--- QUOTED PASSAGE ---
— start —

Adding to all the anguished talk about tapering (i.e., easing out of quantitative easing) at the Fed, The Wall Street Journal earlier this month published "Confessions of a Quantitative Easer," written by the former official who managed the Fed's mortgage-backed security purchase program, and is now critical of it.

So while panning QE is in vogue, not least among economic conservatives, John Makin, a resident scholar at the free-enterprise-oriented American Enterprise Institute (AEI), has been beating the drums warning that letting up on monetary stimulus might send the global economy into a dangerous deflationary spiral.

His influential economic outlook last month warned of the extreme danger of going over the "monetary cliff," and his warning grows more urgent in his new December outlook, updated with alarming new consumer price index (CPI) data. October U.S. CPI—which is one measure of inflation—rose at a meager 0.9% rate, down from a 2.2% pace a year ago. The disinflationary trend is even more pronounced in Europe, where the inflation rate was 3% at the end of 2011; 2% at the end of 2012; and has dropped to 0.7% in October.

"If this pace of disinflation (falling inflation) continues, Europe could be living with outright deflation by next spring," Makin warns.

With euro area Q3 growth barely registering a pulse—at 0.1%–there is little to encourage those who might think reflation is on the way. Indeed, Makin warns that deflation has already taken root in Europe's periphery. Bulgaria, Greece and Latvia are experiencing negative inflation; Ireland is at zero inflation; and most European countries are at or below a 1% inflation level.

— end —

In the passage on Fed tapering, what annual rate did October U.S. consumer prices rise at?

--- DATASET EXTRACT ---
— start —

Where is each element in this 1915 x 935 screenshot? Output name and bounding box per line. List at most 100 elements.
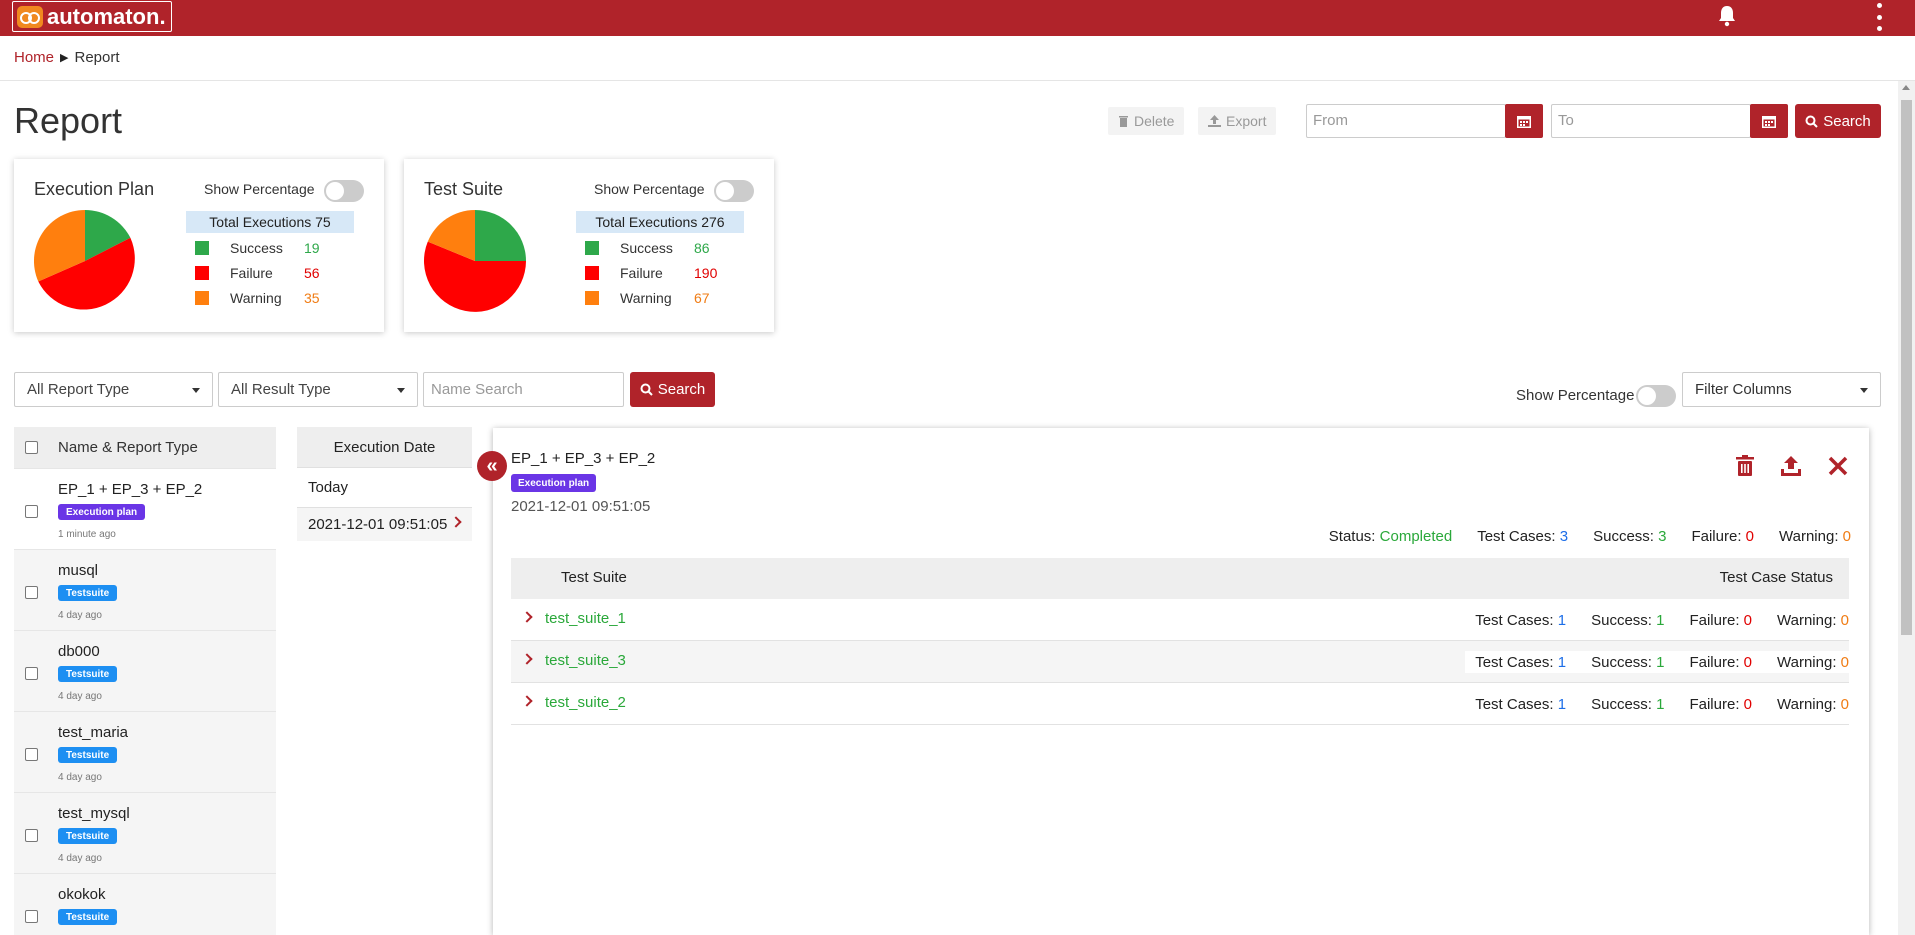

— end —

--- SOLUTION TO THIS EXERCISE ---
0.9%